Sydneysiders are treated this week to an extraordinary rarity, the play Peer Gynt complete with actors, a 27 piece orchestra, full choir and chorus. This is arguably the first time it has been fully staged in Australia.
Many are familiar with the music of Peer Gynt composed by Edvard Grieg. The tunes have been used many times over in film and television including “Morning Mood”, “Anitra’s Dance” and “In the Hall of the Mountain King”. Also the sublime “Solvieg’s Song” for soprano can stop you in your tracks. These are popular as orchestral concert pieces loved all around the world. Grieg produced 2 musical suites from the 90 minutes of music but it’s rare to hear all the music at once and even more rare to see the play that the music was written to accompany.
That play was conceived by Henrik Ibsen, one of Norway’s best known and popular dramatists. Causing a stir, it was outstanding in its uniqueness and modern style when premiered in 1867. The 40 scenes are written in verse, flicking lightly between fact and fantasy, challenging the versatility of every performer on the stage who were given anything up to 7 different characters.
The story follows through the life of a mischievous brat, Peer Gynt. A young, good looking lad in Norway, he is a master of story telling using it to excuse himself from regular life and chores, charming all and sundry… at least for a wee while. The moral of What Goes Around Comes Around plays out over and over and he just doesn’t seem to get it.
In the opening act, Peer’s immoral behaviour lands him in hot water and he is forced to flee his village after seducing a bride at her wedding party. He escapes up into the woods but is followed by the innocent and love struck Solveig. Peer builds a cabin for them both but does not stay with her long, preferring to head off and seek his fortune while Solveig waits… and waits and waits.

(Dataset excerpt)

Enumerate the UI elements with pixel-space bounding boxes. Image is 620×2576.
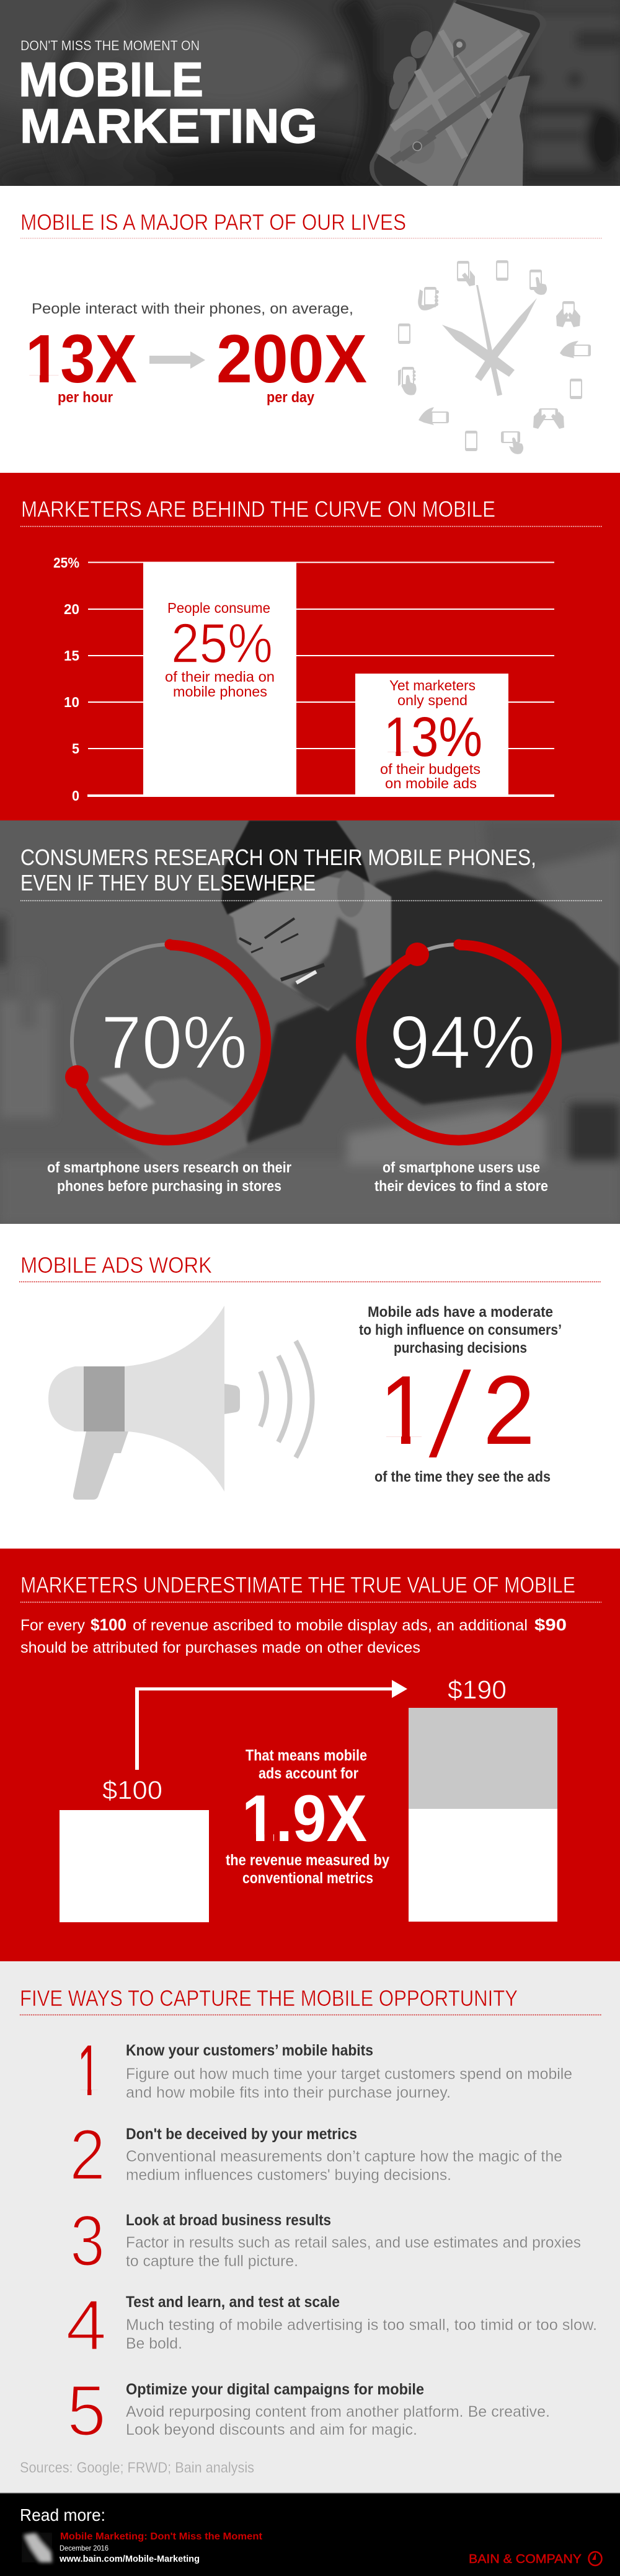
item 1: Figure out how much time your target customers spend on mobile	[126, 2065, 572, 2083]
item 1	[81, 2044, 572, 2101]
panel: consumers research background photo	[0, 820, 620, 1224]
bar: $190	[409, 1675, 557, 1922]
item 4	[66, 2285, 597, 2365]
title: mobile marketing: MARKETING	[20, 99, 317, 153]
item 2: Don't be deceived by your metrics	[126, 2125, 357, 2143]
stat: 13X per hour	[29, 335, 136, 405]
stat: 1.9X: ads account for	[259, 1765, 358, 1782]
heading: MARKETERS ARE BEHIND THE CURVE ON MOBILE	[21, 496, 495, 522]
title: mobile marketing: MOBILE	[19, 52, 203, 107]
text: read more: Read more:	[20, 2505, 105, 2525]
text: moderate to high influence	[359, 1304, 562, 1356]
icon: fingers behind phone	[389, 31, 433, 110]
text: of the time: of the time they see the ads	[374, 1469, 551, 1485]
bar: media consumption 25%: 25%	[171, 613, 273, 675]
item 3: to capture the full picture.	[126, 2253, 298, 2270]
donut chart: 70%	[65, 939, 268, 1140]
bar: $100: $100	[102, 1775, 162, 1805]
text: people interact: People interact with their phones, on average,	[32, 301, 353, 317]
photo: hand with phone	[118, 1078, 248, 1165]
icon: megaphone	[48, 1306, 312, 1500]
stat: one half: 2	[483, 1356, 535, 1465]
item 5: 5	[67, 2370, 106, 2451]
photo: eyes, brows, mouth	[239, 918, 324, 983]
text: 70% caption: phones before purchasing in stores	[57, 1178, 281, 1195]
axis labels: 25%	[53, 555, 79, 571]
panel: header banner photo	[0, 0, 620, 186]
bar: budget 13%	[355, 674, 508, 797]
photo: man's hair	[221, 820, 370, 915]
arrow	[149, 351, 205, 369]
bar: budget 13%: Yet marketers	[389, 677, 476, 693]
bar: budget 13%: on mobile ads	[385, 775, 477, 791]
item 3: 3	[70, 2200, 105, 2281]
text: report link: December 2016	[60, 2544, 108, 2552]
stat: one half: /	[425, 1348, 475, 1482]
bar: media consumption 25%: mobile phones	[173, 684, 267, 700]
heading: consumers research	[20, 845, 536, 895]
text: sources: Sources: Google; FRWD; Bain analysis	[20, 2460, 254, 2476]
arrow: from $100 to $190	[135, 1680, 407, 1770]
text: intro: should be attributed for purchases made on other devices	[20, 1639, 420, 1656]
stat: one half	[386, 1369, 531, 1457]
heading: consumers research: CONSUMERS RESEARCH ON THEIR MOBILE PHONES,	[20, 845, 536, 870]
item 1: 1	[78, 2030, 100, 2111]
text: 94% caption: their devices to find a store	[374, 1178, 548, 1195]
item 3: Factor in results such as retail sales, and use estimates and proxies	[126, 2234, 581, 2251]
item 5: Avoid repurposing content from another platform. Be creative.	[126, 2403, 550, 2420]
text: intro: $90	[534, 1615, 567, 1634]
heading: MOBILE IS A MAJOR PART OF OUR LIVES	[20, 209, 406, 235]
stat: 200X per day: 200X	[216, 321, 367, 397]
stat: 1.9X: conventional metrics	[242, 1870, 373, 1887]
item 3: Look at broad business results	[126, 2212, 331, 2229]
text: 94% caption: of smartphone users use	[383, 1159, 540, 1176]
axis labels: 10	[64, 694, 79, 710]
bar: budget 13%: only spend	[397, 692, 467, 708]
icon: smartphone with map	[370, 0, 546, 186]
axis labels: 0	[72, 788, 79, 804]
photo: man's face	[228, 874, 391, 1011]
text: report link: www.bain.com/Mobile-Marketing	[59, 2554, 200, 2564]
bar: budget 13%: 13%	[384, 706, 482, 768]
title: mobile marketing	[19, 52, 317, 153]
logo: bain & company: BAIN & COMPANY	[469, 2552, 582, 2566]
icon: clock of phones	[398, 260, 591, 454]
panel: marketers are behind the curve	[0, 473, 620, 820]
donut chart: 94%: 94%	[389, 1000, 536, 1084]
stat: 1.9X	[226, 1747, 389, 1887]
bar: media consumption 25%: of their media on	[165, 669, 275, 685]
text: moderate to high influence: to high influence on consumers’	[359, 1322, 562, 1339]
bar: $100	[60, 1775, 209, 1922]
axis labels: 5	[72, 741, 79, 757]
text: moderate to high influence: Mobile ads have a moderate	[368, 1304, 553, 1321]
subtitle: don't miss the moment on: DON'T MISS THE MOMENT ON	[20, 38, 200, 53]
stat: 1.9X: the revenue measured by	[226, 1852, 389, 1869]
item 2	[69, 2114, 562, 2195]
item 1: and how mobile fits into their purchase journey.	[126, 2084, 451, 2101]
heading: MOBILE ADS WORK	[20, 1252, 212, 1278]
item 5: Look beyond discounts and aim for magic.	[126, 2421, 417, 2438]
item 2: medium influences customers' buying decisions.	[126, 2166, 451, 2184]
item 5	[67, 2370, 550, 2451]
item 1: Know your customers’ mobile habits	[126, 2042, 373, 2059]
heading: FIVE WAYS TO CAPTURE THE MOBILE OPPORTUNITY	[20, 1985, 518, 2011]
text: report link: Mobile Marketing: Don't Miss the Moment	[60, 2531, 263, 2542]
item 5: Optimize your digital campaigns for mobile	[126, 2381, 424, 2398]
text: moderate to high influence: purchasing decisions	[394, 1340, 527, 1356]
axis labels: 15	[64, 648, 79, 664]
bar: media consumption 25%: People consume	[167, 600, 270, 616]
photo: man's sweater	[99, 820, 620, 1165]
stat: 1.9X: That means mobile	[246, 1747, 367, 1764]
bar: budget 13%: of their budgets	[380, 761, 480, 777]
panel: footer	[0, 2492, 620, 2576]
stat: 1.9X: 1.9X	[242, 1781, 367, 1855]
axis labels: 20	[64, 601, 79, 617]
icon: sound waves	[260, 1341, 312, 1457]
text: intro: For every	[20, 1617, 85, 1634]
panel: marketers underestimate	[0, 1549, 620, 1961]
panel: five ways	[0, 1961, 620, 2493]
stat: 200X per day: per day	[267, 389, 315, 406]
panel: mobile is a major part of our lives	[20, 214, 601, 454]
text: intro	[20, 1615, 567, 1656]
item 2: Conventional measurements don’t capture how the magic of the	[126, 2148, 562, 2165]
text: 70% caption	[47, 1159, 291, 1195]
chart gridlines	[87, 563, 554, 796]
image: report thumbnail	[22, 2533, 52, 2562]
heading: consumers research: EVEN IF THEY BUY ELSEWHERE	[20, 870, 316, 895]
clock hands	[442, 285, 537, 396]
text: intro: of revenue ascribed to mobile display ads, an additional	[133, 1617, 528, 1634]
donut chart: 94%	[361, 939, 557, 1140]
text: report link	[59, 2531, 263, 2564]
item 4: Be bold.	[126, 2335, 182, 2352]
item 4: Much testing of mobile advertising is too small, too timid or too slow.	[126, 2316, 597, 2334]
bar: $190: $190	[448, 1675, 507, 1704]
text: 94% caption	[374, 1159, 548, 1195]
item 4: 4	[66, 2285, 107, 2365]
axis labels	[53, 555, 79, 804]
icon: thumb holding phone	[458, 76, 530, 186]
stat: 13X per hour: per hour	[58, 389, 113, 406]
text: intro: $100	[91, 1615, 126, 1634]
panel: mobile ads work	[19, 1257, 600, 1500]
donut chart: 70%: 70%	[101, 1000, 247, 1084]
item 4: Test and learn, and test at scale	[126, 2293, 340, 2311]
text: 70% caption: of smartphone users research on their	[47, 1159, 291, 1176]
stat: 13X per hour: 13X	[25, 321, 137, 397]
bar: media consumption 25%	[143, 562, 296, 797]
item 3	[70, 2200, 581, 2281]
item 2: 2	[69, 2114, 105, 2195]
stat: one half: 1	[379, 1356, 429, 1465]
bar chart	[53, 555, 554, 804]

- [BRIEF 1] Reproduce the entries between the line holding "item 1: Figure" and the line holding "918, 324, 983]", inclusive.
- [BRIEF 2] Go on with the Peer Gynt review from the point where it stops.
The Peer Gynt review and the entries come from separate sources.

- [EXERCISE RESPONSE 1]
item 1: Figure out how much time your target customers spend on mobile	[126, 2065, 572, 2083]
item 1	[81, 2044, 572, 2101]
panel: consumers research background photo	[0, 820, 620, 1224]
bar: $190	[409, 1675, 557, 1922]
item 4	[66, 2285, 597, 2365]
title: mobile marketing: MARKETING	[20, 99, 317, 153]
item 2: Don't be deceived by your metrics	[126, 2125, 357, 2143]
stat: 13X per hour	[29, 335, 136, 405]
stat: 1.9X: ads account for	[259, 1765, 358, 1782]
heading: MARKETERS ARE BEHIND THE CURVE ON MOBILE	[21, 496, 495, 522]
title: mobile marketing: MOBILE	[19, 52, 203, 107]
text: read more: Read more:	[20, 2505, 105, 2525]
text: moderate to high influence	[359, 1304, 562, 1356]
icon: fingers behind phone	[389, 31, 433, 110]
text: of the time: of the time they see the ads	[374, 1469, 551, 1485]
bar: media consumption 25%: 25%	[171, 613, 273, 675]
item 3: to capture the full picture.	[126, 2253, 298, 2270]
donut chart: 70%	[65, 939, 268, 1140]
bar: $100: $100	[102, 1775, 162, 1805]
text: people interact: People interact with their phones, on average,	[32, 301, 353, 317]
photo: hand with phone	[118, 1078, 248, 1165]
icon: megaphone	[48, 1306, 312, 1500]
stat: one half: 2	[483, 1356, 535, 1465]
item 5: 5	[67, 2370, 106, 2451]
photo: eyes, brows, mouth	[239, 918, 324, 983]

- [EXERCISE RESPONSE 2]
His adventures take him through numerous parts of the world encountering man eating trolls, rich men, poor men, horny milkmaids, exotic dancers, the representatives of God and the Devil, each wanting a piece of him. He bounces from rags to riches to rags, almost losing his life a number of times but somehow, always scrapes through. It’s a hair raising journey with adventures drawn from a collection of old Norwegian fairy tales published 20 years earlier by Peter Christen Asbjørnsen.
The play became entrenched in Norwegian culture and has held a pride of place ever since. Such an epic tale is a mammoth project to stage so to see it here in Australia is an honour and privilege.
Endangered Productions is a theatre company focused on finding these rare jewels and staging them with a mix of professional and amateur players. Peer Gynt caught their fancy on discovering a script from a 1944 Old Vic production. With the help of expert Translator and Dramaturg May-Brit Akerholt they were able to update the script whilst keeping English versions of the verse intact.
In the title role was Actor/Musician Philippe Klaus. A WAAPA graduate with some great film, TV and theatre credits to his name, he absorbed himself in the character mixing comedy with the dramatic. It’s a demanding role being on stage for most of the 3 hour performance. In fact, from memory, it’s possible he only got a break when Greig’s music took the focus. Klaus showed himself to be the ultimate professional, playing to the skill level of each performer he stood opposite. This is a major credit to add to his biography, one that is bound to lead to larger roles. Outstanding work.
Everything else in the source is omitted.